§ **WHAT YOU NEED TO DO**: Set all the material down again unchanged, without the pictures.

· · · ·

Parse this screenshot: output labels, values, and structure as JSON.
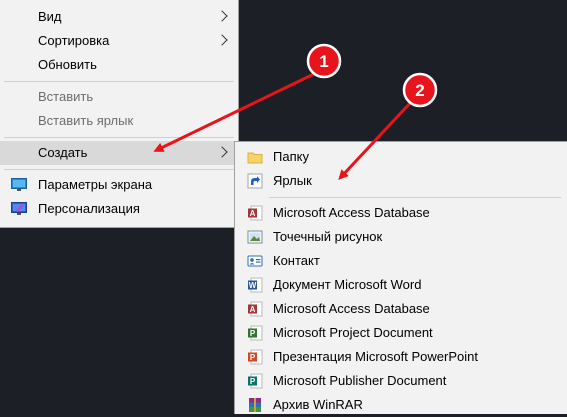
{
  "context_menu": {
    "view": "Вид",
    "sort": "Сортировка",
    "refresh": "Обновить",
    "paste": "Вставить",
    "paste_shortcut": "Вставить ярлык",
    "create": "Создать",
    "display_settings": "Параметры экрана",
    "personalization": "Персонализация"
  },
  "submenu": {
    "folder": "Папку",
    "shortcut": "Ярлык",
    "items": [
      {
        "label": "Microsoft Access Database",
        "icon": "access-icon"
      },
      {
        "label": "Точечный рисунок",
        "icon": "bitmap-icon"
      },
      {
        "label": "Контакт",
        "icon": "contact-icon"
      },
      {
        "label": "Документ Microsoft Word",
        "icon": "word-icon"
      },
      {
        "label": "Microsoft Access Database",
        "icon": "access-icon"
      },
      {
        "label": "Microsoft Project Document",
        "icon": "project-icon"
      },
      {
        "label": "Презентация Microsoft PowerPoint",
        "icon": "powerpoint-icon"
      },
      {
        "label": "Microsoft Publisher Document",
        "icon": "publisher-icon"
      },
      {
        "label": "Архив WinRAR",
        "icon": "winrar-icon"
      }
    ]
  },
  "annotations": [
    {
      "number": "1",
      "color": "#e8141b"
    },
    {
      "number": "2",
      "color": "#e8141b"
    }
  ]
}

· · · ·

§ **FINAL RESULT**:
Parse this screenshot: output labels, values, and structure as JSON.
{
  "context_menu": {
    "view": "Вид",
    "sort": "Сортировка",
    "refresh": "Обновить",
    "paste": "Вставить",
    "paste_shortcut": "Вставить ярлык",
    "create": "Создать",
    "display_settings": "Параметры экрана",
    "personalization": "Персонализация"
  },
  "submenu": {
    "folder": "Папку",
    "shortcut": "Ярлык",
    "items": [
      {
        "label": "Microsoft Access Database",
        "icon": "access-icon"
      },
      {
        "label": "Точечный рисунок",
        "icon": "bitmap-icon"
      },
      {
        "label": "Контакт",
        "icon": "contact-icon"
      },
      {
        "label": "Документ Microsoft Word",
        "icon": "word-icon"
      },
      {
        "label": "Microsoft Access Database",
        "icon": "access-icon"
      },
      {
        "label": "Microsoft Project Document",
        "icon": "project-icon"
      },
      {
        "label": "Презентация Microsoft PowerPoint",
        "icon": "powerpoint-icon"
      },
      {
        "label": "Microsoft Publisher Document",
        "icon": "publisher-icon"
      },
      {
        "label": "Архив WinRAR",
        "icon": "winrar-icon"
      }
    ]
  },
  "annotations": [
    {
      "number": "1",
      "color": "#e8141b"
    },
    {
      "number": "2",
      "color": "#e8141b"
    }
  ]
}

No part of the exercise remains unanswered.